Problem requirements:
Quote exactly the lines from the one with "Decode this image" to the end of the data, both included; omit the pictures.

Dataset listings of figures:
════
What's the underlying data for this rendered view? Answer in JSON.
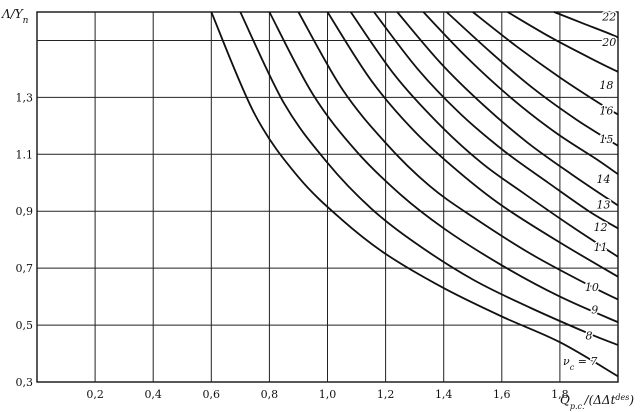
{
  "chart_data": {
    "type": "line",
    "title": "",
    "xlabel": "Q_{p.c.}/(ΔΔt^{des})",
    "ylabel": "Λ/Y_n",
    "xlim": [
      0.0,
      2.0
    ],
    "ylim": [
      0.3,
      1.6
    ],
    "grid": true,
    "legend": "curve labels inline on right side",
    "x_tick_labels": [
      "0,2",
      "0,4",
      "0,6",
      "0,8",
      "1,0",
      "1,2",
      "1,4",
      "1,6",
      "1,8"
    ],
    "x_tick_values": [
      0.2,
      0.4,
      0.6,
      0.8,
      1.0,
      1.2,
      1.4,
      1.6,
      1.8
    ],
    "y_tick_labels": [
      "0,3",
      "0,5",
      "0,7",
      "0,9",
      "1.1",
      "1,3"
    ],
    "y_tick_values": [
      0.3,
      0.5,
      0.7,
      0.9,
      1.1,
      1.3
    ],
    "y_extra_gridlines": [
      1.5
    ],
    "series": [
      {
        "name": "ν_c = 7",
        "x": [
          0.6,
          0.75,
          0.9,
          1.05,
          1.2,
          1.4,
          1.6,
          1.8,
          2.0
        ],
        "y": [
          1.6,
          1.24,
          1.02,
          0.87,
          0.75,
          0.63,
          0.53,
          0.44,
          0.32
        ]
      },
      {
        "name": "8",
        "x": [
          0.7,
          0.85,
          1.0,
          1.15,
          1.3,
          1.5,
          1.7,
          1.9,
          2.0
        ],
        "y": [
          1.6,
          1.28,
          1.07,
          0.91,
          0.79,
          0.66,
          0.56,
          0.47,
          0.43
        ]
      },
      {
        "name": "9",
        "x": [
          0.8,
          0.95,
          1.1,
          1.25,
          1.4,
          1.6,
          1.8,
          2.0
        ],
        "y": [
          1.6,
          1.31,
          1.11,
          0.96,
          0.84,
          0.71,
          0.6,
          0.51
        ]
      },
      {
        "name": "10",
        "x": [
          0.9,
          1.05,
          1.2,
          1.35,
          1.5,
          1.7,
          1.9,
          2.0
        ],
        "y": [
          1.6,
          1.33,
          1.14,
          0.99,
          0.88,
          0.75,
          0.64,
          0.59
        ]
      },
      {
        "name": "11",
        "x": [
          1.0,
          1.15,
          1.3,
          1.45,
          1.6,
          1.8,
          2.0
        ],
        "y": [
          1.6,
          1.36,
          1.18,
          1.04,
          0.92,
          0.79,
          0.67
        ]
      },
      {
        "name": "12",
        "x": [
          1.08,
          1.23,
          1.38,
          1.53,
          1.68,
          1.85,
          2.0
        ],
        "y": [
          1.6,
          1.38,
          1.21,
          1.07,
          0.96,
          0.84,
          0.74
        ]
      },
      {
        "name": "13",
        "x": [
          1.16,
          1.31,
          1.46,
          1.61,
          1.76,
          1.9,
          2.0
        ],
        "y": [
          1.6,
          1.4,
          1.24,
          1.11,
          1.0,
          0.9,
          0.84
        ]
      },
      {
        "name": "14",
        "x": [
          1.24,
          1.39,
          1.54,
          1.69,
          1.84,
          2.0
        ],
        "y": [
          1.6,
          1.42,
          1.27,
          1.14,
          1.03,
          0.92
        ]
      },
      {
        "name": "15",
        "x": [
          1.33,
          1.48,
          1.63,
          1.78,
          1.93,
          2.0
        ],
        "y": [
          1.6,
          1.44,
          1.3,
          1.18,
          1.08,
          1.03
        ]
      },
      {
        "name": "16",
        "x": [
          1.41,
          1.56,
          1.71,
          1.86,
          2.0
        ],
        "y": [
          1.6,
          1.46,
          1.33,
          1.22,
          1.13
        ]
      },
      {
        "name": "18",
        "x": [
          1.5,
          1.65,
          1.8,
          1.95,
          2.0
        ],
        "y": [
          1.6,
          1.48,
          1.37,
          1.27,
          1.24
        ]
      },
      {
        "name": "20",
        "x": [
          1.62,
          1.77,
          1.92,
          2.0
        ],
        "y": [
          1.6,
          1.51,
          1.43,
          1.39
        ]
      },
      {
        "name": "22",
        "x": [
          1.78,
          1.88,
          1.98,
          2.0
        ],
        "y": [
          1.6,
          1.56,
          1.52,
          1.51
        ]
      }
    ],
    "curve_labels": [
      {
        "text": "ν",
        "sub": "c",
        "rest": " = 7",
        "x": 1.87,
        "y": 0.36
      },
      {
        "text": "8",
        "x": 1.9,
        "y": 0.45
      },
      {
        "text": "9",
        "x": 1.92,
        "y": 0.54
      },
      {
        "text": "10",
        "x": 1.91,
        "y": 0.62
      },
      {
        "text": "11",
        "x": 1.94,
        "y": 0.76
      },
      {
        "text": "12",
        "x": 1.94,
        "y": 0.83
      },
      {
        "text": "13",
        "x": 1.95,
        "y": 0.91
      },
      {
        "text": "14",
        "x": 1.95,
        "y": 1.0
      },
      {
        "text": "15",
        "x": 1.96,
        "y": 1.14
      },
      {
        "text": "16",
        "x": 1.96,
        "y": 1.24
      },
      {
        "text": "18",
        "x": 1.96,
        "y": 1.33
      },
      {
        "text": "20",
        "x": 1.97,
        "y": 1.48
      },
      {
        "text": "22",
        "x": 1.97,
        "y": 1.57
      }
    ]
  }
}
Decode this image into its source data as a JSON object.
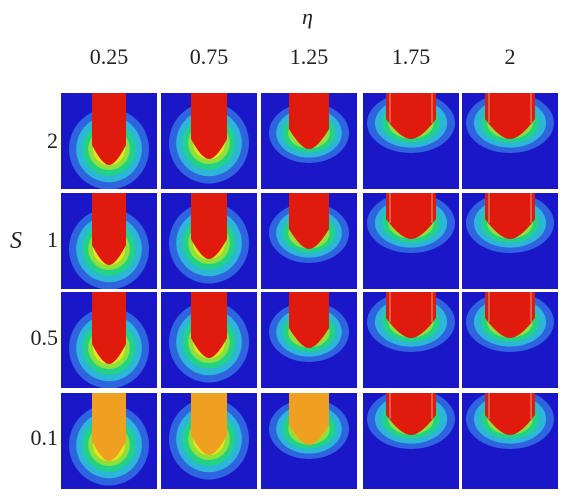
{
  "axes": {
    "x_symbol": "η",
    "y_symbol": "S"
  },
  "columns": [
    "0.25",
    "0.75",
    "1.25",
    "1.75",
    "2"
  ],
  "rows": [
    "2",
    "1",
    "0.5",
    "0.1"
  ],
  "colormap": [
    "#1a17c8",
    "#2f64e0",
    "#2cb6d8",
    "#22d286",
    "#8fe03a",
    "#e6e61e",
    "#f39c12",
    "#e01a0c"
  ]
}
════
Exercise solution:
Decode this image into its source data as a JSON object.
{
  "axes": {
    "x_symbol": "η",
    "y_symbol": "S"
  },
  "columns": [
    "0.25",
    "0.75",
    "1.25",
    "1.75",
    "2"
  ],
  "rows": [
    "2",
    "1",
    "0.5",
    "0.1"
  ],
  "colormap": [
    "#1a17c8",
    "#2f64e0",
    "#2cb6d8",
    "#22d286",
    "#8fe03a",
    "#e6e61e",
    "#f39c12",
    "#e01a0c"
  ]
}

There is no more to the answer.